- [Excerpted data]
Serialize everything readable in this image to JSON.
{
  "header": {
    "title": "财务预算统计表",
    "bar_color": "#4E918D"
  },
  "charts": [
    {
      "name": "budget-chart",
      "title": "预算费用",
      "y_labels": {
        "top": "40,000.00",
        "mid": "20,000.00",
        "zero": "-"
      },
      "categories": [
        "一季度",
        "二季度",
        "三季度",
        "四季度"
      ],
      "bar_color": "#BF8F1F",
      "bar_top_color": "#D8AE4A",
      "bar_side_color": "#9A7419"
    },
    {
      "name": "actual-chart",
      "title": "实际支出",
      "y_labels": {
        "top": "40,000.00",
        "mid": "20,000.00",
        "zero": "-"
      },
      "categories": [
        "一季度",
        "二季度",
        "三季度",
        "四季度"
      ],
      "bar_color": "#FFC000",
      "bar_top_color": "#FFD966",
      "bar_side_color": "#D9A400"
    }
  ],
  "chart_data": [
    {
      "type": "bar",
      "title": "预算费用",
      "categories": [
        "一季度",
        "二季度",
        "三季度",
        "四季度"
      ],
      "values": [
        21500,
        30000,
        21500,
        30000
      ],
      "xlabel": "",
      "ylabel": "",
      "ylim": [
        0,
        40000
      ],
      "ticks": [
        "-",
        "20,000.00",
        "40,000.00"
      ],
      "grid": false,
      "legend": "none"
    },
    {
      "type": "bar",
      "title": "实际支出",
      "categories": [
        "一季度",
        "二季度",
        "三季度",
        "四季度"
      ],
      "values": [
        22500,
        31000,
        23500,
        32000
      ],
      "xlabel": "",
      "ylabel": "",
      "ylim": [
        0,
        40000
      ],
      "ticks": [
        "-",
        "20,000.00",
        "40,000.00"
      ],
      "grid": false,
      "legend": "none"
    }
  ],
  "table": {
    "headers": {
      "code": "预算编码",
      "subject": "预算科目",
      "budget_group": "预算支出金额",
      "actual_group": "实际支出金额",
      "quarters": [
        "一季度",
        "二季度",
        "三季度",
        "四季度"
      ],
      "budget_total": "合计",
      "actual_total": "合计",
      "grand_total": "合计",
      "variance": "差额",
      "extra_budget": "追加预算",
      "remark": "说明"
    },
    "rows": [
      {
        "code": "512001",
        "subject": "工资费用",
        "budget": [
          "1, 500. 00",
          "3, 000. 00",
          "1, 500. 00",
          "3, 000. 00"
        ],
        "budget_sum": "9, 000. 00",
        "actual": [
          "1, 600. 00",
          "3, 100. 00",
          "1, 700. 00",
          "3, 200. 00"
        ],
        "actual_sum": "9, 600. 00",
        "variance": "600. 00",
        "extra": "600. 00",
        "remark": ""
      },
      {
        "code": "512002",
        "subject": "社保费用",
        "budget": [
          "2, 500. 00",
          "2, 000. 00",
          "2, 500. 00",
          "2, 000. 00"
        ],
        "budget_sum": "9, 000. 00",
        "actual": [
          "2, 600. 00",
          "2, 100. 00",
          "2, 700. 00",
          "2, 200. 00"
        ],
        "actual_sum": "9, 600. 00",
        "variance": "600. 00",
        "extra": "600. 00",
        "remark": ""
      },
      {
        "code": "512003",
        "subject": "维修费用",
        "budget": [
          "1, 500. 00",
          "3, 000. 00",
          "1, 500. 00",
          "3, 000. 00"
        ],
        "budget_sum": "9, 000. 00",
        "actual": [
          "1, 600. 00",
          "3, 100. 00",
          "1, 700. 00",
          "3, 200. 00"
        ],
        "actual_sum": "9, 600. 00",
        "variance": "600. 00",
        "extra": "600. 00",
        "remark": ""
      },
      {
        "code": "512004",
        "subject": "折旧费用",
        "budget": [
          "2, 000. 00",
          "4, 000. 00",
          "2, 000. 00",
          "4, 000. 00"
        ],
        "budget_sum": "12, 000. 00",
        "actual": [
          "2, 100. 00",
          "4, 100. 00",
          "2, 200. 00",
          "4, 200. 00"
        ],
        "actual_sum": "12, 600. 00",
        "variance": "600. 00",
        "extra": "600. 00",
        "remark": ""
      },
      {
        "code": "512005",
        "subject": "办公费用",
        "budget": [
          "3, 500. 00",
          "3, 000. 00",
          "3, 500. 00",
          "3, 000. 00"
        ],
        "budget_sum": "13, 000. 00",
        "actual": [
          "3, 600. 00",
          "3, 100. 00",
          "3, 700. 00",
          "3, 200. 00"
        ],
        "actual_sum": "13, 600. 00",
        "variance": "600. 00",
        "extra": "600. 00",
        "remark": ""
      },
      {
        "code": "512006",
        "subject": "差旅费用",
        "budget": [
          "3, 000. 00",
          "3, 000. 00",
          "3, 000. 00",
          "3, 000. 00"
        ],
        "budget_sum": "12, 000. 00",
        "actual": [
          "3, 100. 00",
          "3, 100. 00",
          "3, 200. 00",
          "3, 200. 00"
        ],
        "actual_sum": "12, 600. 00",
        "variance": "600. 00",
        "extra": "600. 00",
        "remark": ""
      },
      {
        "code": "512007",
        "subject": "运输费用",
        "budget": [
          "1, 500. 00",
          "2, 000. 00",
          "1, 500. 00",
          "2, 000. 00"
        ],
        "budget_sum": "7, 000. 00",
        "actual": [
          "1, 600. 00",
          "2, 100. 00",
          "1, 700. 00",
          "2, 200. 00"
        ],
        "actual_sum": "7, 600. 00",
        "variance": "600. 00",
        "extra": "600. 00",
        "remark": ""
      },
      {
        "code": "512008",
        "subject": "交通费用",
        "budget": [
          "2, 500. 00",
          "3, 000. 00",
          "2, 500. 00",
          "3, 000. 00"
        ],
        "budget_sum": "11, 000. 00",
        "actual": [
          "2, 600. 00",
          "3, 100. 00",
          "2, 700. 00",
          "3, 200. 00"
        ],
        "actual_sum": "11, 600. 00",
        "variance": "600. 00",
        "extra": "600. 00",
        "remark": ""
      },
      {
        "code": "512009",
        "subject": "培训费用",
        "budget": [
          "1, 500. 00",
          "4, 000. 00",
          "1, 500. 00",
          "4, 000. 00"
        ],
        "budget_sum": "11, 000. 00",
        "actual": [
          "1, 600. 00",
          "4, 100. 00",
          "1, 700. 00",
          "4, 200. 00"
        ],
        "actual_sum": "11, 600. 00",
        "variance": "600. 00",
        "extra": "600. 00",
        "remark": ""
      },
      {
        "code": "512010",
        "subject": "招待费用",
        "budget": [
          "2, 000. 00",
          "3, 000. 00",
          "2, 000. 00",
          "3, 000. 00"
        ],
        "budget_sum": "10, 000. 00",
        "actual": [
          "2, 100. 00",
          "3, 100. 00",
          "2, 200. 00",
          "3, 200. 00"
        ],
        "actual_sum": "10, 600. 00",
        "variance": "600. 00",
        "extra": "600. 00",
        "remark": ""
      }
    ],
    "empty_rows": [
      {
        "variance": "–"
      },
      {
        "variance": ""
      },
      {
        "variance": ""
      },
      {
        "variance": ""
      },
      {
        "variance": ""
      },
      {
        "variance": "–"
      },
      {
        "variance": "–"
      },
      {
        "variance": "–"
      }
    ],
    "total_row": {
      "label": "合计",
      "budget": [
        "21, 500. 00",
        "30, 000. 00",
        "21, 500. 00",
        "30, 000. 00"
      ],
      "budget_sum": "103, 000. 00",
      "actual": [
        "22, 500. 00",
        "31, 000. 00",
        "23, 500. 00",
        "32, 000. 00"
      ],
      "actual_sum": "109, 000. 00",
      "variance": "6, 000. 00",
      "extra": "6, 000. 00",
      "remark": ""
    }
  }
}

- [Aim of the exercise] Reply with the number of lines in the preceding entries that contain "code", and no other words.

- [Written answer] 11